— START Given data —

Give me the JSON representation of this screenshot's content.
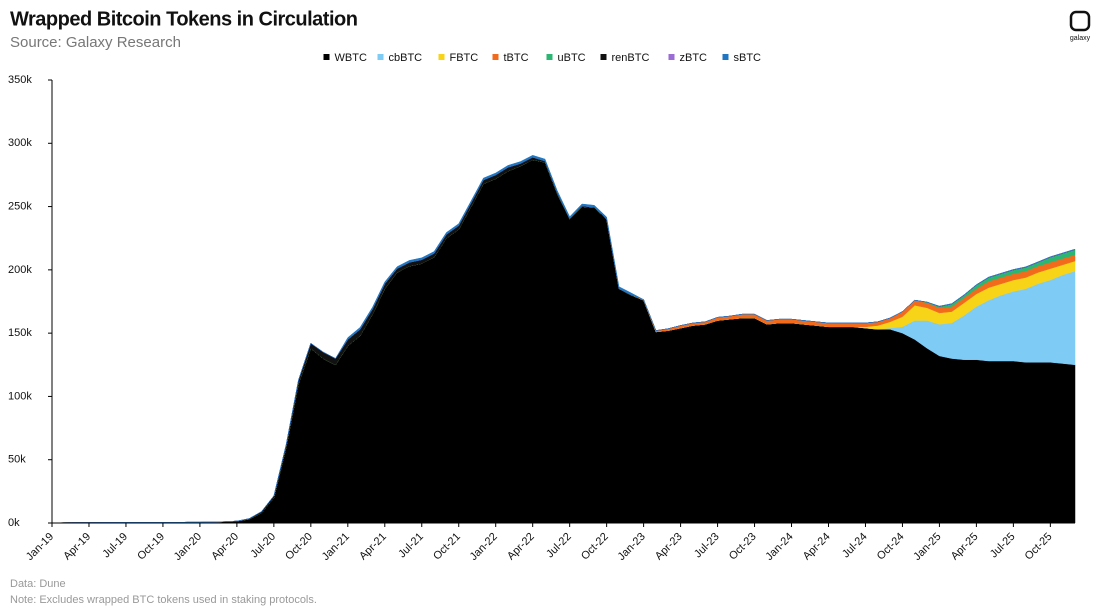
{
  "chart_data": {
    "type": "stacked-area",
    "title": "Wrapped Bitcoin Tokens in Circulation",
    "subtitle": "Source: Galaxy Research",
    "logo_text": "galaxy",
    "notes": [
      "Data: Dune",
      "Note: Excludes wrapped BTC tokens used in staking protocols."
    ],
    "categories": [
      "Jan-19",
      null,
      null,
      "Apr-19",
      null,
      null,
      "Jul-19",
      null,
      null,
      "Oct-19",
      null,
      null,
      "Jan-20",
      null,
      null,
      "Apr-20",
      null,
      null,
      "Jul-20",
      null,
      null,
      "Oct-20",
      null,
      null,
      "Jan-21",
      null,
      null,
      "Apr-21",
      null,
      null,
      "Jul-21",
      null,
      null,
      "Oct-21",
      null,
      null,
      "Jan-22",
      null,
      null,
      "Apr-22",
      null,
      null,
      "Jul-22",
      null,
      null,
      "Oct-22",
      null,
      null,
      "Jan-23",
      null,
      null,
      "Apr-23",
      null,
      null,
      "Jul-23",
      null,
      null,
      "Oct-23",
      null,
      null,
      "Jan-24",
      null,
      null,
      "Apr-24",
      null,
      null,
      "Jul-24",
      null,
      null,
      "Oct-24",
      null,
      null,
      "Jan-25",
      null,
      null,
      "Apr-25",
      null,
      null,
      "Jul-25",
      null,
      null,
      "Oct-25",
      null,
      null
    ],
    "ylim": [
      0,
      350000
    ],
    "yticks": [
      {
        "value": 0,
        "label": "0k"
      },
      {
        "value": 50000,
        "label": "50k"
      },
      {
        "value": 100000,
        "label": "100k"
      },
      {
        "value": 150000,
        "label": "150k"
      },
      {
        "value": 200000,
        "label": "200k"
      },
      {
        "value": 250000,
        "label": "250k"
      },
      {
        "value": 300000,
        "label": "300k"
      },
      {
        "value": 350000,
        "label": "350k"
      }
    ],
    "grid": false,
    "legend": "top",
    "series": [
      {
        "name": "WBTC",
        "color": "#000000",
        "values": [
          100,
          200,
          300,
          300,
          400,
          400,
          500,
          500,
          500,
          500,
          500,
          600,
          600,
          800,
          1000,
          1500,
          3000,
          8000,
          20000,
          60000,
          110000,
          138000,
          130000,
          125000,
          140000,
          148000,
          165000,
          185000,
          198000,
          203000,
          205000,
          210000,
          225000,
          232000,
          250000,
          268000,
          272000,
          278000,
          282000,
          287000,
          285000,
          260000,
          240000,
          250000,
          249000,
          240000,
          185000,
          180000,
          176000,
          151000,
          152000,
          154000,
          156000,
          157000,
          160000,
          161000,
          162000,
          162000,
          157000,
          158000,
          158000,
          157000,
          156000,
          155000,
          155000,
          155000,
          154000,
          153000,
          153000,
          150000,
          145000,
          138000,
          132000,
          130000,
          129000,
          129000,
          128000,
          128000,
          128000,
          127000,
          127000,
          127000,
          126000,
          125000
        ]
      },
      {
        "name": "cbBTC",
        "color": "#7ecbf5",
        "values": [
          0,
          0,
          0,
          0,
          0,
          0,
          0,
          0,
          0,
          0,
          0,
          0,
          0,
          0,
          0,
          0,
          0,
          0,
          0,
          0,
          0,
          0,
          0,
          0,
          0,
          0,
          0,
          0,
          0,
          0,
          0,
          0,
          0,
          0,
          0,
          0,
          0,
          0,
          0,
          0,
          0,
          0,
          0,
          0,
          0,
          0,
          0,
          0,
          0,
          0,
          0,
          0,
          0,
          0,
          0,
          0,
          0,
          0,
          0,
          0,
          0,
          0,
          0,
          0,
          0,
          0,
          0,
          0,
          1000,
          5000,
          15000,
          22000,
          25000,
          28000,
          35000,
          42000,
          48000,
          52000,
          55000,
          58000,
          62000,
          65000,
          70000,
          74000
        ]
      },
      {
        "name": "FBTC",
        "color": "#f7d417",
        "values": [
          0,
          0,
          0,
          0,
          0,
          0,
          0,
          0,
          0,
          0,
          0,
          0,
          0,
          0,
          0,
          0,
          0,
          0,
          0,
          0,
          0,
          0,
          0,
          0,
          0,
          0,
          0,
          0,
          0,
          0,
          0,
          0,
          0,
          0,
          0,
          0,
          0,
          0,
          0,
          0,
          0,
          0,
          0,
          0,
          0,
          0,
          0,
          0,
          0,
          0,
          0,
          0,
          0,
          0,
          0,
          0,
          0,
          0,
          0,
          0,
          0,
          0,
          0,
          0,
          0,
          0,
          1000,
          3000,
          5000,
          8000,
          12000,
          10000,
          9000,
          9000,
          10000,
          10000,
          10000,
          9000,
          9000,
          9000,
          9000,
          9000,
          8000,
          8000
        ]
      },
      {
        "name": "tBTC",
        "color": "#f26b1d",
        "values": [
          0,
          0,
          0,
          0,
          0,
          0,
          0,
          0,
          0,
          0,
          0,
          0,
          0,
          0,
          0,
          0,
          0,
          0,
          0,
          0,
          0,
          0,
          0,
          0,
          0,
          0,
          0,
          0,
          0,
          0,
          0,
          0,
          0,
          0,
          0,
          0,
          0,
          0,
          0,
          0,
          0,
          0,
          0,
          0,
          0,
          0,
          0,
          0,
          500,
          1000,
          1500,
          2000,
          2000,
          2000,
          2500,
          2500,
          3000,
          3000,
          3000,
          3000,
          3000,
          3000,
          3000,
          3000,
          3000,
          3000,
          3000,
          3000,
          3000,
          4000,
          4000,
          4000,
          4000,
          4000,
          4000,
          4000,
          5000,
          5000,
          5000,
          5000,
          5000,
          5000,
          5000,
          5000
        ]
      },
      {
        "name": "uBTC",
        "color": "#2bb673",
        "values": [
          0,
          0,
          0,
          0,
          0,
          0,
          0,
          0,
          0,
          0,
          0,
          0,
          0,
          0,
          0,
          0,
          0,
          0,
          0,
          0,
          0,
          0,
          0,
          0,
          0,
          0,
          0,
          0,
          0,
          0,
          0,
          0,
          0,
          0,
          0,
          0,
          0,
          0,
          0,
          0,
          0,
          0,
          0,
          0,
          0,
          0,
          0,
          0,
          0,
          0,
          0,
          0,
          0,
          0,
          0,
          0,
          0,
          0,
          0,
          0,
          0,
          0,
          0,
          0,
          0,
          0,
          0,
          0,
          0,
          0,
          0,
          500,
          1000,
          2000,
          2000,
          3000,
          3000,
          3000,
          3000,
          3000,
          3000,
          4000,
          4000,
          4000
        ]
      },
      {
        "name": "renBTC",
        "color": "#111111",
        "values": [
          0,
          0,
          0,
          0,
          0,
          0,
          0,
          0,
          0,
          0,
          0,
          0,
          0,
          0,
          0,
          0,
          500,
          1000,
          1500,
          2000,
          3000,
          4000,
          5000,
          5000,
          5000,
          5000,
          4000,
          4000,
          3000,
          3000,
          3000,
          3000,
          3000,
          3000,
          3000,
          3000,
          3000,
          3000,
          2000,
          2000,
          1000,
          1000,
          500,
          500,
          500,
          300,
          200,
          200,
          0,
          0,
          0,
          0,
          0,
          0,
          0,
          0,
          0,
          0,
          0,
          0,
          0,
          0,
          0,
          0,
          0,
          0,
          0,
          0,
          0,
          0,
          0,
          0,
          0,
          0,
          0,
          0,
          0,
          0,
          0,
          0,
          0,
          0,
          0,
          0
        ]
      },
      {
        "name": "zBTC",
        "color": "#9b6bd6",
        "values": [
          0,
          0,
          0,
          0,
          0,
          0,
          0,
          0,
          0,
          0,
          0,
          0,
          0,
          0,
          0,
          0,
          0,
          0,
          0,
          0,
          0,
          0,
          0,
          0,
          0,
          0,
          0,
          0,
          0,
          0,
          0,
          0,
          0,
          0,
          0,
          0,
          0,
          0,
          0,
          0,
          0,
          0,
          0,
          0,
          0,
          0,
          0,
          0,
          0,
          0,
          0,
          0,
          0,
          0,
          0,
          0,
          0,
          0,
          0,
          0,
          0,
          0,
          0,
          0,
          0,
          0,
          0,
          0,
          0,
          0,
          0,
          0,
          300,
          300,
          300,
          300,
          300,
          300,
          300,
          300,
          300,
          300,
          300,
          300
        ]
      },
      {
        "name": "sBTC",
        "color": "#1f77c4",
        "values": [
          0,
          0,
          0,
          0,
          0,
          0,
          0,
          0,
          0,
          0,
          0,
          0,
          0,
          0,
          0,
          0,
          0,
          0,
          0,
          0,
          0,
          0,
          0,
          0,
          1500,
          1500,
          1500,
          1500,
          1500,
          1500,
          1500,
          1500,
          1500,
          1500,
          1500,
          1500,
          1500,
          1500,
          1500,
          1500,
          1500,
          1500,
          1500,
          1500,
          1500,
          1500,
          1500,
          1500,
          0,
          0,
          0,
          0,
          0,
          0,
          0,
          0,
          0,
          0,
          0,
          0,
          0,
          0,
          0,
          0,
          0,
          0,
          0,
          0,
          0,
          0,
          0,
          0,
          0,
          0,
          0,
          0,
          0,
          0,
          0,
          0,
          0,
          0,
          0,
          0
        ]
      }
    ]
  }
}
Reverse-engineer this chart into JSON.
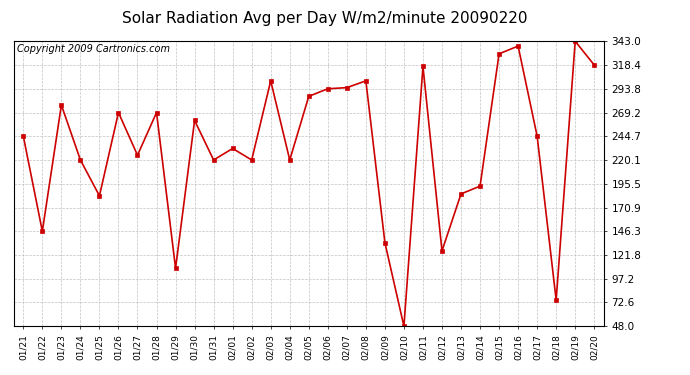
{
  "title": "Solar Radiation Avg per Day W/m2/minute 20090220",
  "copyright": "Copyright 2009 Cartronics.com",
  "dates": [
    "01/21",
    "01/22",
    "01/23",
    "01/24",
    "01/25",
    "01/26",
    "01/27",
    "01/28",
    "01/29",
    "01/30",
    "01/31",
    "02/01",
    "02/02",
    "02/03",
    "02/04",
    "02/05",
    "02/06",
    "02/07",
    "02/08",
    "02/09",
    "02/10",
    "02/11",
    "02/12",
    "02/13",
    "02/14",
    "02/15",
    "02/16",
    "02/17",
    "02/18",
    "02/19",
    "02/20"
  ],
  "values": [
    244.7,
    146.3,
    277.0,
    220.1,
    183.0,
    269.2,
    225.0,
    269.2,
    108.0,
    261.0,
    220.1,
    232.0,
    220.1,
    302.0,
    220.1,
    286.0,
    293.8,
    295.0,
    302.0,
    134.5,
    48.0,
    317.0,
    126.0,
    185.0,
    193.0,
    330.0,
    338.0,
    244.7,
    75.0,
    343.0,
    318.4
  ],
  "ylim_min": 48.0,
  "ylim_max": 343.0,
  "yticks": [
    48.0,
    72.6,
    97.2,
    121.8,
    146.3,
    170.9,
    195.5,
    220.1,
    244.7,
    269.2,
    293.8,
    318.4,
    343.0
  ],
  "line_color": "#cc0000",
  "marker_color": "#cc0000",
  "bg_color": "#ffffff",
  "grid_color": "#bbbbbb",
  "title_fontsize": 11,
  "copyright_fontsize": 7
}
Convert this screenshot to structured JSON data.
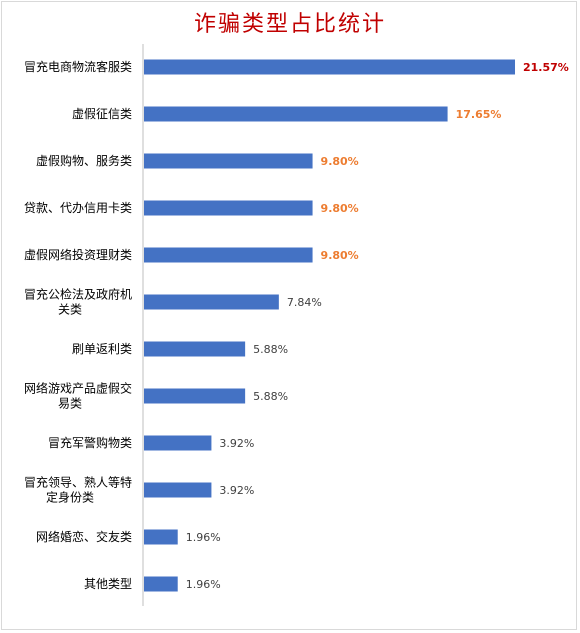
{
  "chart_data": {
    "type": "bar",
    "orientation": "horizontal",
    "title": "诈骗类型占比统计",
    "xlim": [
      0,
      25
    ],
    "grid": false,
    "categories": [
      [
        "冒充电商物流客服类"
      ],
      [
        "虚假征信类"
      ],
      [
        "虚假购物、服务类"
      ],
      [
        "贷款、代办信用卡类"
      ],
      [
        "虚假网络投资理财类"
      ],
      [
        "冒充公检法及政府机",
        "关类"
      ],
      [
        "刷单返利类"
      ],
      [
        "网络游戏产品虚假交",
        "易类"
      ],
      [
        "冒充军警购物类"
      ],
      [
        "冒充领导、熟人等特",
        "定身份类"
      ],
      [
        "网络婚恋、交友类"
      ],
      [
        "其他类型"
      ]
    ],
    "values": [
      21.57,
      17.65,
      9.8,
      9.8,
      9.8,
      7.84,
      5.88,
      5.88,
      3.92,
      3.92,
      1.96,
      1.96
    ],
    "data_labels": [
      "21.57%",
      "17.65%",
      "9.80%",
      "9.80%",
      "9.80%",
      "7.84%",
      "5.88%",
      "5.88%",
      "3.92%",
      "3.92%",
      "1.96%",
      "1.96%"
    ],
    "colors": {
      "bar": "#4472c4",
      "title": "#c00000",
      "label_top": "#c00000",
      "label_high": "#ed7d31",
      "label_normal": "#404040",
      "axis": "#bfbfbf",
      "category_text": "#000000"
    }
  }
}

— END Given data —

What you are asked to do ▸ Copy each line above containing the string "JSON".

Problem solution ▸
Give me the JSON representation of this screenshot's content.
Reverse-engineer this chart into JSON.
Convert this screenshot to structured JSON data.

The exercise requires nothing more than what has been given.